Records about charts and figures
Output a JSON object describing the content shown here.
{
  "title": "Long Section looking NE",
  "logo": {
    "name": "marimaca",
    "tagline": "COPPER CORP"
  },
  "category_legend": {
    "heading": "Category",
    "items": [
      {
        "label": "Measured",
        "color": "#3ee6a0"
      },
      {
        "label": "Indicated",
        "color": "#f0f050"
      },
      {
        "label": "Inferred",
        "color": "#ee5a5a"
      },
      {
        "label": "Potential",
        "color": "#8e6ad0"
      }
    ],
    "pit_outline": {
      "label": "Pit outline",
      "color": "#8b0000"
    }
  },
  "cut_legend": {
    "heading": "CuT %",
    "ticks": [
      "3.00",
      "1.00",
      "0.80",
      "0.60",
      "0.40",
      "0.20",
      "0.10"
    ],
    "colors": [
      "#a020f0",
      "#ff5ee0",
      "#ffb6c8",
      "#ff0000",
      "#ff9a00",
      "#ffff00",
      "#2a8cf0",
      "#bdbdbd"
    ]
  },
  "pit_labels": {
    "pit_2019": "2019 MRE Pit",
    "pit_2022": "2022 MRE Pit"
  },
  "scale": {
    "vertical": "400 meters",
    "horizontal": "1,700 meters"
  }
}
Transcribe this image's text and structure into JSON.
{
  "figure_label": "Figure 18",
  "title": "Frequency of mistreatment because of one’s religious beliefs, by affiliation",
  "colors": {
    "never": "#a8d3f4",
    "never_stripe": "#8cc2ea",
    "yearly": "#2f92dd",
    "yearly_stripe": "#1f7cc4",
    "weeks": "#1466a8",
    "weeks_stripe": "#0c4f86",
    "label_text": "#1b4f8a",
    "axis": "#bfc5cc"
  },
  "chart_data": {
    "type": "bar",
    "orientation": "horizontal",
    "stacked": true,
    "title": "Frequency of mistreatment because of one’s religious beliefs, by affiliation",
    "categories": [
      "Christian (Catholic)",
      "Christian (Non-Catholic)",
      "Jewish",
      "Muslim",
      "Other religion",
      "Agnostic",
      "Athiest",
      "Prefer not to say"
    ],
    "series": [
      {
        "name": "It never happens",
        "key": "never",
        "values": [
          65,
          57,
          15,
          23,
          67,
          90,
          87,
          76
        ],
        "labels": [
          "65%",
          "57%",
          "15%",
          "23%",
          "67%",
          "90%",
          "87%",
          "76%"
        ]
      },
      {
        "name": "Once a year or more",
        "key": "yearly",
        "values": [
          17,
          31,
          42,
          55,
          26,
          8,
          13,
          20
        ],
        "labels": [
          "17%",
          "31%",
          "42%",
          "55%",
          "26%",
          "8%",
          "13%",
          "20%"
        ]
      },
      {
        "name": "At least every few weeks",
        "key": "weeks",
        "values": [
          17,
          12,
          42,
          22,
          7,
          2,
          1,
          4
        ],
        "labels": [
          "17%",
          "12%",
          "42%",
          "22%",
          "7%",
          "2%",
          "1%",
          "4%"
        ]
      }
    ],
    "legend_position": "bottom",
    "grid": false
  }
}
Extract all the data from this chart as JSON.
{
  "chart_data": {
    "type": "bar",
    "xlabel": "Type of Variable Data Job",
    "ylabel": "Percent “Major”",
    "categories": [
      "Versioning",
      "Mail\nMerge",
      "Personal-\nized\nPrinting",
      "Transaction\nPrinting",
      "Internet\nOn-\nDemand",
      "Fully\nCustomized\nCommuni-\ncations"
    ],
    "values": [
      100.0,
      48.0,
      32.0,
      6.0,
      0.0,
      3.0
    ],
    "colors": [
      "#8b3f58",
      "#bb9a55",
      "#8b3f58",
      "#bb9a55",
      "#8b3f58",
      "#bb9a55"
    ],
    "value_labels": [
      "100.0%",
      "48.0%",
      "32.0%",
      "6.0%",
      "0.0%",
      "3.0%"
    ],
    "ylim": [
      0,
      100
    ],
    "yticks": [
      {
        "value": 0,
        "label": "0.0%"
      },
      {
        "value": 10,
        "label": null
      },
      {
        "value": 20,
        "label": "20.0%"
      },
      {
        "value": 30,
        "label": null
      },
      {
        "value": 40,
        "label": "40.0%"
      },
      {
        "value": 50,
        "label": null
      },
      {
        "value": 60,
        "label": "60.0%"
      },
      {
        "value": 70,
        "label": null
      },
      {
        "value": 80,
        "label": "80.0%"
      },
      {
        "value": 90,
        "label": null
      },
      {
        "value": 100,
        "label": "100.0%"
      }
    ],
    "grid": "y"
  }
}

### [What is needed]
Identify every line where the string "because" appears.

### [Response]
  "title": "Frequency of mistreatment because of one’s religious beliefs, by affiliation",
    "title": "Frequency of mistreatment because of one’s religious beliefs, by affiliation",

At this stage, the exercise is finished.